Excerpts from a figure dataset
+++
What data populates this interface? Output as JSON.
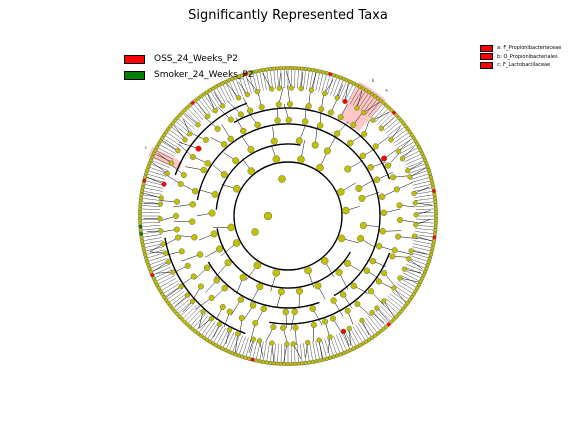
{
  "title": "Significantly Represented Taxa",
  "colors": {
    "enriched_in_group_a": "#ff0000",
    "enriched_in_group_b": "#008000",
    "not_significant": "#c0c000",
    "highlight": "#ffb8b8",
    "edge": "#000000"
  },
  "groups": [
    {
      "label": "OSS_24_Weeks_P2",
      "color": "#ff0000"
    },
    {
      "label": "Smoker_24_Weeks_P2",
      "color": "#008000"
    }
  ],
  "taxa_legend": [
    {
      "key": "a",
      "label": "a: F_Propionibacteriaceae",
      "color": "#ff0000"
    },
    {
      "key": "b",
      "label": "b: O_Propionibacteriales",
      "color": "#ff0000"
    },
    {
      "key": "c",
      "label": "c: F_Lactobacillaceae",
      "color": "#ff0000"
    }
  ],
  "highlight_labels": [
    {
      "key": "a",
      "text": "a"
    },
    {
      "key": "b",
      "text": "b"
    },
    {
      "key": "c",
      "text": "c"
    }
  ]
}
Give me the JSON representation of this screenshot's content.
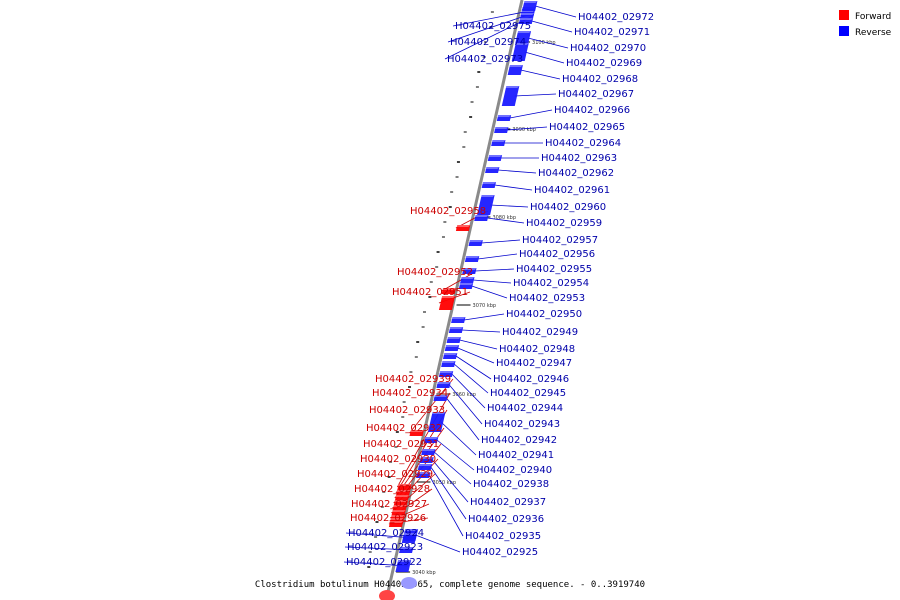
+++
- Task to complete
Reproduce the records verbatim, omitting all images they contain.

- Answer section
What data populates this interface? Output as JSON.
{
  "title": "Significantly Represented Taxa",
  "colors": {
    "enriched_in_group_a": "#ff0000",
    "enriched_in_group_b": "#008000",
    "not_significant": "#c0c000",
    "highlight": "#ffb8b8",
    "edge": "#000000"
  },
  "groups": [
    {
      "label": "OSS_24_Weeks_P2",
      "color": "#ff0000"
    },
    {
      "label": "Smoker_24_Weeks_P2",
      "color": "#008000"
    }
  ],
  "taxa_legend": [
    {
      "key": "a",
      "label": "a: F_Propionibacteriaceae",
      "color": "#ff0000"
    },
    {
      "key": "b",
      "label": "b: O_Propionibacteriales",
      "color": "#ff0000"
    },
    {
      "key": "c",
      "label": "c: F_Lactobacillaceae",
      "color": "#ff0000"
    }
  ],
  "highlight_labels": [
    {
      "key": "a",
      "text": "a"
    },
    {
      "key": "b",
      "text": "b"
    },
    {
      "key": "c",
      "text": "c"
    }
  ]
}
Give me the JSON representation of this screenshot's content.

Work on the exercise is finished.